= Exercise requirements =
Leave out the pictures and repeat everything else in the records exactly.

══════════

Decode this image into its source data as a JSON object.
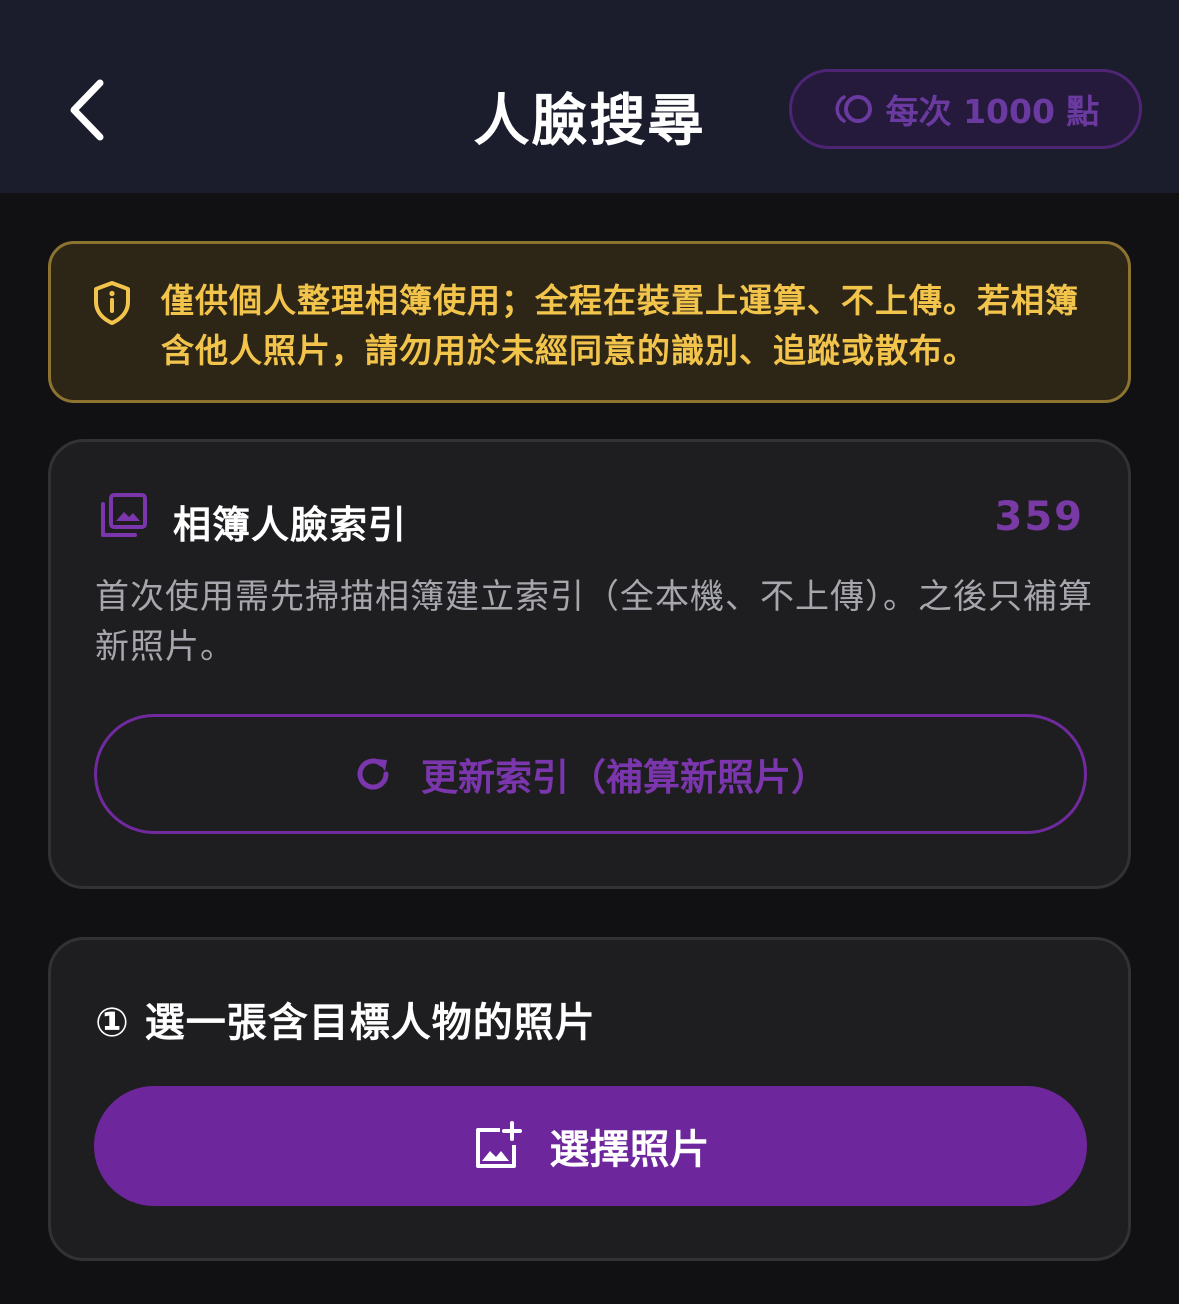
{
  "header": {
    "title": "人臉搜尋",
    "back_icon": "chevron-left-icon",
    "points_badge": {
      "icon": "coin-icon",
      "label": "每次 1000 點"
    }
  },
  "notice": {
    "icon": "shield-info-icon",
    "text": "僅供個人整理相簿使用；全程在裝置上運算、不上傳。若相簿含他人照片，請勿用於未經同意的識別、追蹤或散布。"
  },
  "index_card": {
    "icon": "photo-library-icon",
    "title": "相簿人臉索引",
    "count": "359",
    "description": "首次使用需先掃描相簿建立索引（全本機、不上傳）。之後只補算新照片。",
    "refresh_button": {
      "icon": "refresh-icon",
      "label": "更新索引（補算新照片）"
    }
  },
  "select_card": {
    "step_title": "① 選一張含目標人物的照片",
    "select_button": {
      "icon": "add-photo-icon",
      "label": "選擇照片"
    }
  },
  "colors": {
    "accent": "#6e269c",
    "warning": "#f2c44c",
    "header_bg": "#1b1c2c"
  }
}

══════════

= Written answer =
Decode this image into its source data as a JSON object.
{
  "header": {
    "title": "人臉搜尋",
    "back_icon": "chevron-left-icon",
    "points_badge": {
      "icon": "coin-icon",
      "label": "每次 1000 點"
    }
  },
  "notice": {
    "icon": "shield-info-icon",
    "text": "僅供個人整理相簿使用；全程在裝置上運算、不上傳。若相簿含他人照片，請勿用於未經同意的識別、追蹤或散布。"
  },
  "index_card": {
    "icon": "photo-library-icon",
    "title": "相簿人臉索引",
    "count": "359",
    "description": "首次使用需先掃描相簿建立索引（全本機、不上傳）。之後只補算新照片。",
    "refresh_button": {
      "icon": "refresh-icon",
      "label": "更新索引（補算新照片）"
    }
  },
  "select_card": {
    "step_title": "① 選一張含目標人物的照片",
    "select_button": {
      "icon": "add-photo-icon",
      "label": "選擇照片"
    }
  },
  "colors": {
    "accent": "#6e269c",
    "warning": "#f2c44c",
    "header_bg": "#1b1c2c"
  }
}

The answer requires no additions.